Records from a collection
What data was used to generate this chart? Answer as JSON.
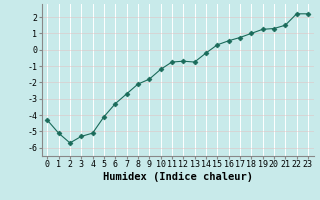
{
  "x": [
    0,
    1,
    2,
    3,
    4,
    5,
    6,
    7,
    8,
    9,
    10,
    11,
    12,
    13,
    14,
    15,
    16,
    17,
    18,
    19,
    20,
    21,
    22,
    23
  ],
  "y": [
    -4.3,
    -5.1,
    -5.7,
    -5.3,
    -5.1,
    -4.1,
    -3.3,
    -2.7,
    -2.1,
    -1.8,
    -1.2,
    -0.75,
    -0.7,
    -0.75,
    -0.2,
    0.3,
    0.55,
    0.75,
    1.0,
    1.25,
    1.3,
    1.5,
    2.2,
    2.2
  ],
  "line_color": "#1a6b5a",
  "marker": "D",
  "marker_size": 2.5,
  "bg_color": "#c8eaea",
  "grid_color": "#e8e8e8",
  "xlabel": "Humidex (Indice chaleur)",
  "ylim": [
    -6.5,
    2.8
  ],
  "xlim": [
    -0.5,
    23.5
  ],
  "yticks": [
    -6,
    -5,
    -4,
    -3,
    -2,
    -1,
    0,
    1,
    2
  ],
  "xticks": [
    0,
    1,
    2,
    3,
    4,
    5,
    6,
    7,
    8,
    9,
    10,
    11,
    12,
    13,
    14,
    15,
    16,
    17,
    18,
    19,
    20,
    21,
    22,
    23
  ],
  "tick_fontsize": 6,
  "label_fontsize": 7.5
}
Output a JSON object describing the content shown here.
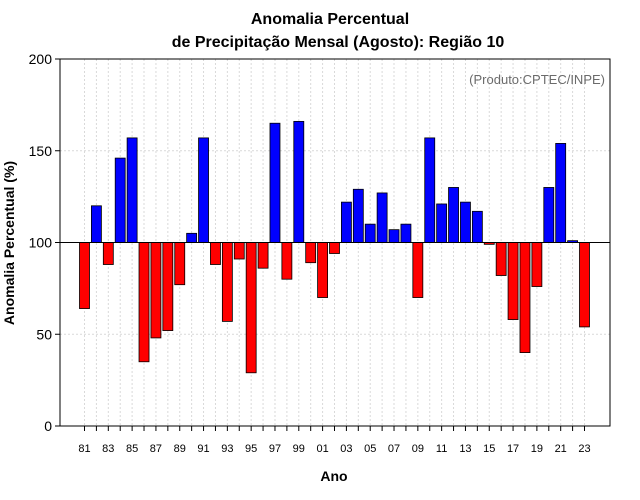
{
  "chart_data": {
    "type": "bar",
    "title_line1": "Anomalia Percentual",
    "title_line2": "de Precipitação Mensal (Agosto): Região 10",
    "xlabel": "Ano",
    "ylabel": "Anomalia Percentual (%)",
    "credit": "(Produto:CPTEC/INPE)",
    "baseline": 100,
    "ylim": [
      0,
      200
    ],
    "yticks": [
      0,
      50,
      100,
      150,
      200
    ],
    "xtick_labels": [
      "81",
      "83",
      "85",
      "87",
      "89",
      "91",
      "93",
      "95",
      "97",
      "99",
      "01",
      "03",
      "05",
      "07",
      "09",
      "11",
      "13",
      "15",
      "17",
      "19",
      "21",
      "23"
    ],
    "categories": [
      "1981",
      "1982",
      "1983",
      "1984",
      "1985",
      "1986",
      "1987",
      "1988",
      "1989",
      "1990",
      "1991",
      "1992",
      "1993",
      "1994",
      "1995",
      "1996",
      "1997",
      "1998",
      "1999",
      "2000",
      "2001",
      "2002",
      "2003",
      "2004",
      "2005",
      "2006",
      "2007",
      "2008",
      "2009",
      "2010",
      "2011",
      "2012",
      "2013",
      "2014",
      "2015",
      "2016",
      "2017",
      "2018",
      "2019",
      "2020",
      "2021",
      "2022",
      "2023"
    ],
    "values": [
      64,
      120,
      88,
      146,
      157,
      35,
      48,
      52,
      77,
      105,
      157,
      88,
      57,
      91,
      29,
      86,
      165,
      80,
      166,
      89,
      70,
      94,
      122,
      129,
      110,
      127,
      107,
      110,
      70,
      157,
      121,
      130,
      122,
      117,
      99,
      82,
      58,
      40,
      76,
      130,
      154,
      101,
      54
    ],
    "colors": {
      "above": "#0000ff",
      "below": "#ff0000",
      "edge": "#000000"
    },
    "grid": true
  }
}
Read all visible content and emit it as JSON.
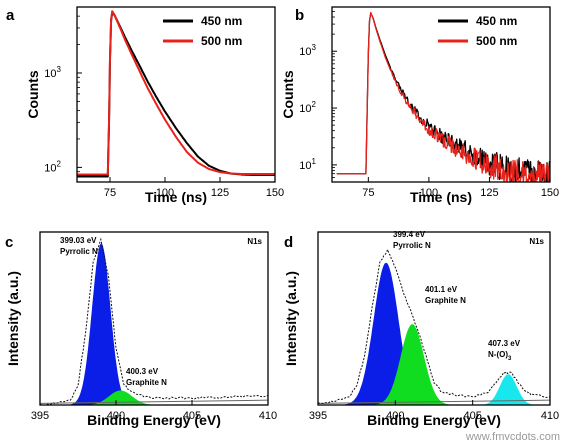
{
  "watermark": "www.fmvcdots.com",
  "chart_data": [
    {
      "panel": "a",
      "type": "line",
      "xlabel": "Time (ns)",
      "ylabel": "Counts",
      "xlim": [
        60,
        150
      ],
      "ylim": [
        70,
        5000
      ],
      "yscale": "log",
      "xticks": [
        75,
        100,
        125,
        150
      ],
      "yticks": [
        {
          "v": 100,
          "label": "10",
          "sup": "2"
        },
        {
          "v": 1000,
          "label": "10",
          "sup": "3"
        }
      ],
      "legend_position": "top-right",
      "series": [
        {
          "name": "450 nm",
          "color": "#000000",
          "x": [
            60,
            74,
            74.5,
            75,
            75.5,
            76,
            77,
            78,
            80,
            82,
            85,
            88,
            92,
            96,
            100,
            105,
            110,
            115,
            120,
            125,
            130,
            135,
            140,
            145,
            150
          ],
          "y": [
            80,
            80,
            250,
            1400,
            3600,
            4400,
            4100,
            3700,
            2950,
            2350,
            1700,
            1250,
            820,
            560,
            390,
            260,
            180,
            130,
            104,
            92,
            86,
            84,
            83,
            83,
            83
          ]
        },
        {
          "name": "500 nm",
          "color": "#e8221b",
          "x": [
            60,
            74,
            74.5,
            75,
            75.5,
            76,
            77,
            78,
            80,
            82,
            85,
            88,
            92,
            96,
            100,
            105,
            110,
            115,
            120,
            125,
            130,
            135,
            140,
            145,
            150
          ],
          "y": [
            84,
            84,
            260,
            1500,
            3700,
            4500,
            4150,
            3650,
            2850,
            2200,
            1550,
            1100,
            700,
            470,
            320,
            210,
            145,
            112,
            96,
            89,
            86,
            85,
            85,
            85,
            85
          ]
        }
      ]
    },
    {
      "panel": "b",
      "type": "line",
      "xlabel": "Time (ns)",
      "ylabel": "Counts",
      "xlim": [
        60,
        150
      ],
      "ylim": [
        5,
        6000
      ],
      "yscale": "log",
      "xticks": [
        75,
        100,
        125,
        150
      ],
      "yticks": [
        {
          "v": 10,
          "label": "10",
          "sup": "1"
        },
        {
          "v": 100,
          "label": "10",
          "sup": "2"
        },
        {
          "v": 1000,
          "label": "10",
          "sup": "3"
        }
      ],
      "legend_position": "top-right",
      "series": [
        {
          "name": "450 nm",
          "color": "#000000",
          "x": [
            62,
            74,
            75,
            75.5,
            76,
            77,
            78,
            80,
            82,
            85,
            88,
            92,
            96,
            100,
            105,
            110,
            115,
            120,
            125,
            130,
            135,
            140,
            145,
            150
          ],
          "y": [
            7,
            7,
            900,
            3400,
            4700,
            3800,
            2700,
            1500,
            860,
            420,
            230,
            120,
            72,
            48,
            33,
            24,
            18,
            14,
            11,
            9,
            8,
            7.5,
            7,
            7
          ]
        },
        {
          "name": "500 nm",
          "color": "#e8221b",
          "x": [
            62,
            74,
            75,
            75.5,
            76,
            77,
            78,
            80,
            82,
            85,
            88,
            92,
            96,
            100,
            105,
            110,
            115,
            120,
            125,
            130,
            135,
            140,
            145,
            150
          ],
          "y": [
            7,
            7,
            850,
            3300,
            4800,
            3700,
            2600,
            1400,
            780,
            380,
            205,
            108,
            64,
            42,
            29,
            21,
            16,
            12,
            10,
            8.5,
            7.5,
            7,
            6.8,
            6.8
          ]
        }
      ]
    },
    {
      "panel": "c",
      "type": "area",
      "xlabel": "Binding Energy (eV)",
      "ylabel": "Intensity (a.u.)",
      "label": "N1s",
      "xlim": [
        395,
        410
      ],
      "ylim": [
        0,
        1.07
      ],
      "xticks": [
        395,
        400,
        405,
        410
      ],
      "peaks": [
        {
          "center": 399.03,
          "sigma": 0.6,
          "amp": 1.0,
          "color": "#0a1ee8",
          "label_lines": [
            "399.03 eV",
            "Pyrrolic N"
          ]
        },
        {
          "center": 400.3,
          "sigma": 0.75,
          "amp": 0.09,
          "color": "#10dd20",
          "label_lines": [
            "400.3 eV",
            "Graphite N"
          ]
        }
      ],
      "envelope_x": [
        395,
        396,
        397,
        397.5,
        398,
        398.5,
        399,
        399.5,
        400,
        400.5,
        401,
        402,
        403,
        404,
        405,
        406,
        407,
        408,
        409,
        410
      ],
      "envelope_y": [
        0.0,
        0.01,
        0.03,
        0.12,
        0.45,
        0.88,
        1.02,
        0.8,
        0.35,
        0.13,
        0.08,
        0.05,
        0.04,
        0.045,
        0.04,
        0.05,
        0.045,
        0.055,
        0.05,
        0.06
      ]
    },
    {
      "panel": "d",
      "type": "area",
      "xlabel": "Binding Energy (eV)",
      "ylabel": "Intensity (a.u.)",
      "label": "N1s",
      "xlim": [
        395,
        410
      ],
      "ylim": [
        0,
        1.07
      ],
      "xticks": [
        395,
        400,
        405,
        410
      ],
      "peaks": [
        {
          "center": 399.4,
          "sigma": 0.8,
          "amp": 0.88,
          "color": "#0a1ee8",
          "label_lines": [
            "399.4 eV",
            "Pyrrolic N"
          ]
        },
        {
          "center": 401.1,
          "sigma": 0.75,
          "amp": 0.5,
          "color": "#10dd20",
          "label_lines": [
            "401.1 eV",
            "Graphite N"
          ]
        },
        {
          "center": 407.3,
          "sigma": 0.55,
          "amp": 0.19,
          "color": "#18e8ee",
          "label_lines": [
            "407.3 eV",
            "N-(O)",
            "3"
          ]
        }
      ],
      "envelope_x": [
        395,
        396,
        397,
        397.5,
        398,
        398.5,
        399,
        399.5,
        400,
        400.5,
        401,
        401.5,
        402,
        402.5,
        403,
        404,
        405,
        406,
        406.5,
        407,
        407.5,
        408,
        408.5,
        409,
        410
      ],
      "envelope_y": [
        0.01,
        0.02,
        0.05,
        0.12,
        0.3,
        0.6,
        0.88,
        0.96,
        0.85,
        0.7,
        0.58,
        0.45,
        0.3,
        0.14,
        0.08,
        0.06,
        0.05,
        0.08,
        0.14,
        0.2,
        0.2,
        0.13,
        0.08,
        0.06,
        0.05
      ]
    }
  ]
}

DIRECTIONS:
Report all lines of the data that include the word "JSON".

ANSWER TO THE PROBLEM:
What data was used to generate this chart? Answer as JSON.
Output a JSON object describing the content shown here.
Read all visible content and emit it as JSON.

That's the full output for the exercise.